*Passage*
- - - -

Unchecked violence and destruction merely adds to injustice, distrust and hardship. Neighborhoods are scarred, vital jobs are lost and communities are devastated.
Enough. As we explore new worlds in space, we must implore ours to achieve greater diversity, inclusion and social justice.
The May 25 death of George Floyd, a black man who died after a white Minneapolis police officer pressed his knee to his neck for nearly nine minutes during an arrest, has been at the forefront of renewed outcry, anger and debate over race relations in the United States, both in regard to police and society in general.
We can’t stand by. As a society, we wrestle with how to resolve persistent racism and violence. Transitory political denunciations have set a tone but not delivered a solution. While refinement of policing tactics show promise, denunciations of police are unproductive and dangerous because the vast majority of officers are heroes protecting all of us.
Disrespect for the rule of law jeopardizes our democracy.
We see the problem. Now let’s focus on the solution. How can we unite to make this a moment of collective action across cultural and political boundaries?

- - - -

*Given data*
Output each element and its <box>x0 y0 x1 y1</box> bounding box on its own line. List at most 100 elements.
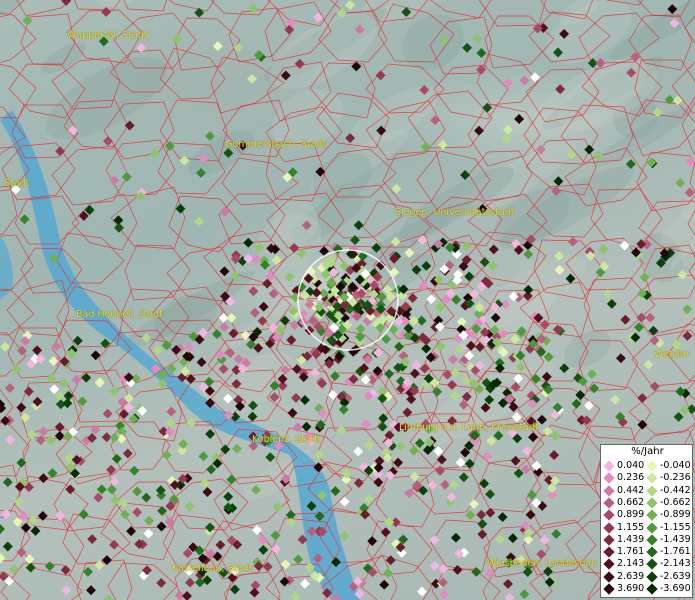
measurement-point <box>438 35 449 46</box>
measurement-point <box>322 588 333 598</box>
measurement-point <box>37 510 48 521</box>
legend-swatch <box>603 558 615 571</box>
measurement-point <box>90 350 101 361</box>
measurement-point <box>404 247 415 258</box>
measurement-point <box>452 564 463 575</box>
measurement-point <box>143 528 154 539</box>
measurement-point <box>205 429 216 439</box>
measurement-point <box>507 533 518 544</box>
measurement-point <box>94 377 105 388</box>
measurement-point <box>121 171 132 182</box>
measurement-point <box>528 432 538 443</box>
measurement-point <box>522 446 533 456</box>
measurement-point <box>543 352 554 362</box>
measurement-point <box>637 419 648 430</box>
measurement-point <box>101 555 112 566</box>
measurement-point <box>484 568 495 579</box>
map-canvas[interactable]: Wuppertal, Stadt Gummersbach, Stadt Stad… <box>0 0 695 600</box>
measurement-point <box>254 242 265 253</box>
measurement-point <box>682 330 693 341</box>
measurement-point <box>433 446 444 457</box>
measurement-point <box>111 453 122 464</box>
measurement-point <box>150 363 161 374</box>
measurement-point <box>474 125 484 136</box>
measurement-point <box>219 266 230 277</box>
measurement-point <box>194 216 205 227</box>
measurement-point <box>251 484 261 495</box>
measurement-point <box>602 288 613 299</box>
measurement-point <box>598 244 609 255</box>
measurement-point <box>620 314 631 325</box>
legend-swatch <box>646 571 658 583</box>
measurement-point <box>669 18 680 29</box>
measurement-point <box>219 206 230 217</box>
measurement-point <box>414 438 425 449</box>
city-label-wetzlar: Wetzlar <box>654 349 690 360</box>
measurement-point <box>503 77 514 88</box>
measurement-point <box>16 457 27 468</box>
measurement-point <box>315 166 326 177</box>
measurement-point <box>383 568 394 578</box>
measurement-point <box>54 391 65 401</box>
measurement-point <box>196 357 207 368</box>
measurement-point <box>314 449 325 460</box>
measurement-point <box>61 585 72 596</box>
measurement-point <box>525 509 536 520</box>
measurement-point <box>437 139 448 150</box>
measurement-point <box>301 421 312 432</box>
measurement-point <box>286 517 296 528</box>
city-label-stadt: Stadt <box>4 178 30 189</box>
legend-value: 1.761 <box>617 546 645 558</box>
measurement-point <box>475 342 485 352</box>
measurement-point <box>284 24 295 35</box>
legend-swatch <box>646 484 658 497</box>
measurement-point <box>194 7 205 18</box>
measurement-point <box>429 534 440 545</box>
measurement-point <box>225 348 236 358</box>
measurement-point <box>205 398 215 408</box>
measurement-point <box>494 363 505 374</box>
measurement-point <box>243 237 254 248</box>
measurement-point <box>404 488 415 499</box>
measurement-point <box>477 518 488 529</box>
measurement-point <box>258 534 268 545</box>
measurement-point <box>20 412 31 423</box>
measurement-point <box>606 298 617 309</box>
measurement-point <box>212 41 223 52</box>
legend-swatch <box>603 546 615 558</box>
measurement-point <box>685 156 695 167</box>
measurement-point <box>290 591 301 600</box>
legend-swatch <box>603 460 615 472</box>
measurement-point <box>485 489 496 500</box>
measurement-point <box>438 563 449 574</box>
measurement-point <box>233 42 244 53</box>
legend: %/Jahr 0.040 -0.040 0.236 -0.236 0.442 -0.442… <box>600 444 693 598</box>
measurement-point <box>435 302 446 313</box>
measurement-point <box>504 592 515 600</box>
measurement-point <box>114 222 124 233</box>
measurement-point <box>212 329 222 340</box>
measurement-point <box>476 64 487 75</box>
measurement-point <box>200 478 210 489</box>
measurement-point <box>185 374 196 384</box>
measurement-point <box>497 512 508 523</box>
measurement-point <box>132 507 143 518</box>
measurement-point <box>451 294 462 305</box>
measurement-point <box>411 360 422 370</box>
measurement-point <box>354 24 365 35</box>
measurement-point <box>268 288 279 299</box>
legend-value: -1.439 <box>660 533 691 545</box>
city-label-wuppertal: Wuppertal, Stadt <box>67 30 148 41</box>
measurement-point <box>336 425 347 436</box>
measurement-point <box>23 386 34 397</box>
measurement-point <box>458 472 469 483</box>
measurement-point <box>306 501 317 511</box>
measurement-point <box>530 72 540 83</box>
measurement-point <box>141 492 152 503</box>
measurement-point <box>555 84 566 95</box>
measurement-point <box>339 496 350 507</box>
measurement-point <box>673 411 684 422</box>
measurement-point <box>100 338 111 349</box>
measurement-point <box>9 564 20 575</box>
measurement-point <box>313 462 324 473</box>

- - - -

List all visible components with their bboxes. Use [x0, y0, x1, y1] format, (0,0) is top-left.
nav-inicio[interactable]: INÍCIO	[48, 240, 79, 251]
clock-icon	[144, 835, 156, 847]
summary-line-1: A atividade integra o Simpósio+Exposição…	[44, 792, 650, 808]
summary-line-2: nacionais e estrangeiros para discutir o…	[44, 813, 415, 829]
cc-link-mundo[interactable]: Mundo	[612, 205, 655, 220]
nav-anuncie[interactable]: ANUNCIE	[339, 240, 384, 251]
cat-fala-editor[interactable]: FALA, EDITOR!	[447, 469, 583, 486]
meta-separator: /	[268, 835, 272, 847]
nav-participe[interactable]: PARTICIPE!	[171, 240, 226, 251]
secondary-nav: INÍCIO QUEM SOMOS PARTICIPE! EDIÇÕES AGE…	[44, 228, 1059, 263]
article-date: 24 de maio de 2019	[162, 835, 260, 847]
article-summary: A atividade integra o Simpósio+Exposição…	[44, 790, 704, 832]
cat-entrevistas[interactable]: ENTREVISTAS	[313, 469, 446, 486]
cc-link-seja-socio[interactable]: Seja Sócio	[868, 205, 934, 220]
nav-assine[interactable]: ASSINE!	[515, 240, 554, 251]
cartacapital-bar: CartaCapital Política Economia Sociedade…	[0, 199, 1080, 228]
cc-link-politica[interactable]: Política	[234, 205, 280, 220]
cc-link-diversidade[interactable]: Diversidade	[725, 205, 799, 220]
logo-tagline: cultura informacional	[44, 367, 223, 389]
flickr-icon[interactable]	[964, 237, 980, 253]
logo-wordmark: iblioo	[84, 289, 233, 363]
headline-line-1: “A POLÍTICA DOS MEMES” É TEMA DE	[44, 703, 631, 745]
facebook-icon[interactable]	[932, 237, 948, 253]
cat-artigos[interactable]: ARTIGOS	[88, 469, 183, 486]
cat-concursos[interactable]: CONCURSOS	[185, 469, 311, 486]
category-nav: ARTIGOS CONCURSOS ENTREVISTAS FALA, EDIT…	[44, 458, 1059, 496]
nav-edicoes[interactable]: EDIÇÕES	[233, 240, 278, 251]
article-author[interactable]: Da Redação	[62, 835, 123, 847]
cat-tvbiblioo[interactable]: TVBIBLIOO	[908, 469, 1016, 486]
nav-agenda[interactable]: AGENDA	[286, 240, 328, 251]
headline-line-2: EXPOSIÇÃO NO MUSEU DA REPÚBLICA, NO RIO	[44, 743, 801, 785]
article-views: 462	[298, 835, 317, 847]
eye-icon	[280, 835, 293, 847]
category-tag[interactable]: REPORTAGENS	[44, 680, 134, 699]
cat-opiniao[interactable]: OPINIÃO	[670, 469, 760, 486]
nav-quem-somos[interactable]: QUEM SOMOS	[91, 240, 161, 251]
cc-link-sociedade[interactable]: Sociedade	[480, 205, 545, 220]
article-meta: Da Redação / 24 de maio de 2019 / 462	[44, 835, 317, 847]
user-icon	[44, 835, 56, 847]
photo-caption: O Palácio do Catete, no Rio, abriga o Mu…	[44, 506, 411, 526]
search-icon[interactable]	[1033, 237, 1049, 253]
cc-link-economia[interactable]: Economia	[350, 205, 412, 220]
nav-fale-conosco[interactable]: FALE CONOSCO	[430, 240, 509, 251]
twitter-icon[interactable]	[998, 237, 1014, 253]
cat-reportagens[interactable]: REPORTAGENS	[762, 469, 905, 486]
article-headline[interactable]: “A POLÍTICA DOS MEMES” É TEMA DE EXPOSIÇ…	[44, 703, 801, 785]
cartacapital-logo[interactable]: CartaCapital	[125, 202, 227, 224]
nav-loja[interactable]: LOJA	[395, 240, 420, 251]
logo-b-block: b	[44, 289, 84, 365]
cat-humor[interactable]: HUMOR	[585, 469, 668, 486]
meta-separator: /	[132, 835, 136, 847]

- - - -

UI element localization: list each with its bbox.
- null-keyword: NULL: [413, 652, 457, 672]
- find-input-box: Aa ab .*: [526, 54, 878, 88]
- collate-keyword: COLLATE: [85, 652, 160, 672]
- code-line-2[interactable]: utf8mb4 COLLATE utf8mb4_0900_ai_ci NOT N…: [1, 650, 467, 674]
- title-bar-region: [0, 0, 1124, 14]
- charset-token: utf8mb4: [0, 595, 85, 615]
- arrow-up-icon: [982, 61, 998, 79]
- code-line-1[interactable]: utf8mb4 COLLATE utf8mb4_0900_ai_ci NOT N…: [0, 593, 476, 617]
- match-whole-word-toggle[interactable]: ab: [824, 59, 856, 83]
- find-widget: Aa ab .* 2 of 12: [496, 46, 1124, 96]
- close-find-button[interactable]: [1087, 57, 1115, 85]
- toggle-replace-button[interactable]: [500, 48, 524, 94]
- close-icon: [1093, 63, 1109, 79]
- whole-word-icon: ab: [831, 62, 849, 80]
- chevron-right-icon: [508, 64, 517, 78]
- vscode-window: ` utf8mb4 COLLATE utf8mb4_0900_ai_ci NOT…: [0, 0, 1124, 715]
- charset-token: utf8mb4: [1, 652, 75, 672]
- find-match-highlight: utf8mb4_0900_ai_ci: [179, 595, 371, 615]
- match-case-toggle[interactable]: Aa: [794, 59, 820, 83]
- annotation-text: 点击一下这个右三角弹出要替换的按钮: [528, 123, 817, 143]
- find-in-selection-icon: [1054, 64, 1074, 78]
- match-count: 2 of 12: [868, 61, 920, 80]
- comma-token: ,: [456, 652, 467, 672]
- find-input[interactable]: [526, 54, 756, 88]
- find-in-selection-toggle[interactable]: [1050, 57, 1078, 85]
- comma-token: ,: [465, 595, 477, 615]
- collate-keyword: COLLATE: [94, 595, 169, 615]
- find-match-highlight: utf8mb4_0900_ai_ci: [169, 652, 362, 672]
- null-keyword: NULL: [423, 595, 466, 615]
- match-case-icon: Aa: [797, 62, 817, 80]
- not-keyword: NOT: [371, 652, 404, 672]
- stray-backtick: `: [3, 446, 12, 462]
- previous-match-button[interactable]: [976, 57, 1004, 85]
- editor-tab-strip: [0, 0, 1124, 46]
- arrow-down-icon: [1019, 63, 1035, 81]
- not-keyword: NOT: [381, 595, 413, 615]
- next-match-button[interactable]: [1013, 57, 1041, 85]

- - - -

*Given exercise A*
In the passage, how long did the police officer press his knee to George Floyd's neck?
*Given exercise B*
Write out the passage from "Disrespect for the" down to "and political boundaries?".

*Exercise response A*
For nearly nine minutes.

*Exercise response B*
Disrespect for the rule of law jeopardizes our democracy.
We see the problem. Now let’s focus on the solution. How can we unite to make this a moment of collective action across cultural and political boundaries?